• What to do:
Retype the records below exactly as they appear, but leave out any pictures.

==== Source data

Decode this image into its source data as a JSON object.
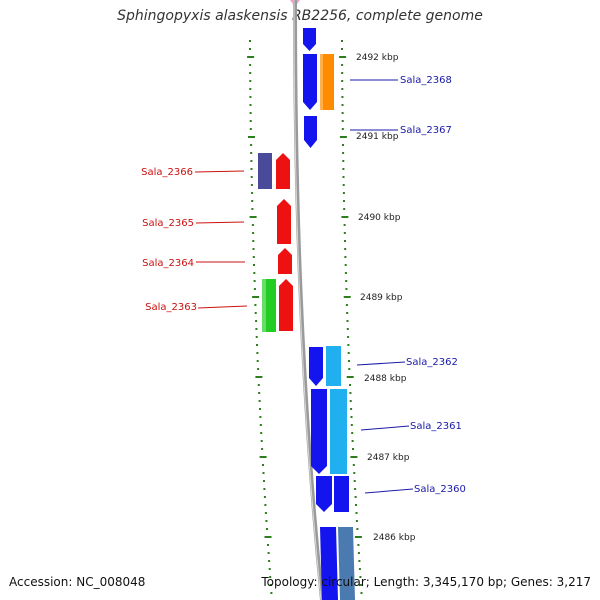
{
  "title": "Sphingopyxis alaskensis RB2256, complete genome",
  "footer": {
    "accession": "Accession: NC_008048",
    "summary": "Topology: circular; Length: 3,345,170 bp; Genes: 3,217"
  },
  "colors": {
    "backbone": "#9a9a9a",
    "ticks": "#2e7d1e",
    "label_forward": "#1a1aa8",
    "label_reverse": "#cc1111"
  },
  "ruler": [
    "2492 kbp",
    "2491 kbp",
    "2490 kbp",
    "2489 kbp",
    "2488 kbp",
    "2487 kbp",
    "2486 kbp"
  ],
  "genes": [
    {
      "label": "Sala_2368",
      "side": "right"
    },
    {
      "label": "Sala_2367",
      "side": "right"
    },
    {
      "label": "Sala_2366",
      "side": "left"
    },
    {
      "label": "Sala_2365",
      "side": "left"
    },
    {
      "label": "Sala_2364",
      "side": "left"
    },
    {
      "label": "Sala_2363",
      "side": "left"
    },
    {
      "label": "Sala_2362",
      "side": "right"
    },
    {
      "label": "Sala_2361",
      "side": "right"
    },
    {
      "label": "Sala_2360",
      "side": "right"
    }
  ]
}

========

• Reply to the task:
Decode this image into its source data as a JSON object.
{
  "title": "Sphingopyxis alaskensis RB2256, complete genome",
  "footer": {
    "accession": "Accession: NC_008048",
    "summary": "Topology: circular; Length: 3,345,170 bp; Genes: 3,217"
  },
  "colors": {
    "backbone": "#9a9a9a",
    "ticks": "#2e7d1e",
    "label_forward": "#1a1aa8",
    "label_reverse": "#cc1111"
  },
  "ruler": [
    "2492 kbp",
    "2491 kbp",
    "2490 kbp",
    "2489 kbp",
    "2488 kbp",
    "2487 kbp",
    "2486 kbp"
  ],
  "genes": [
    {
      "label": "Sala_2368",
      "side": "right"
    },
    {
      "label": "Sala_2367",
      "side": "right"
    },
    {
      "label": "Sala_2366",
      "side": "left"
    },
    {
      "label": "Sala_2365",
      "side": "left"
    },
    {
      "label": "Sala_2364",
      "side": "left"
    },
    {
      "label": "Sala_2363",
      "side": "left"
    },
    {
      "label": "Sala_2362",
      "side": "right"
    },
    {
      "label": "Sala_2361",
      "side": "right"
    },
    {
      "label": "Sala_2360",
      "side": "right"
    }
  ]
}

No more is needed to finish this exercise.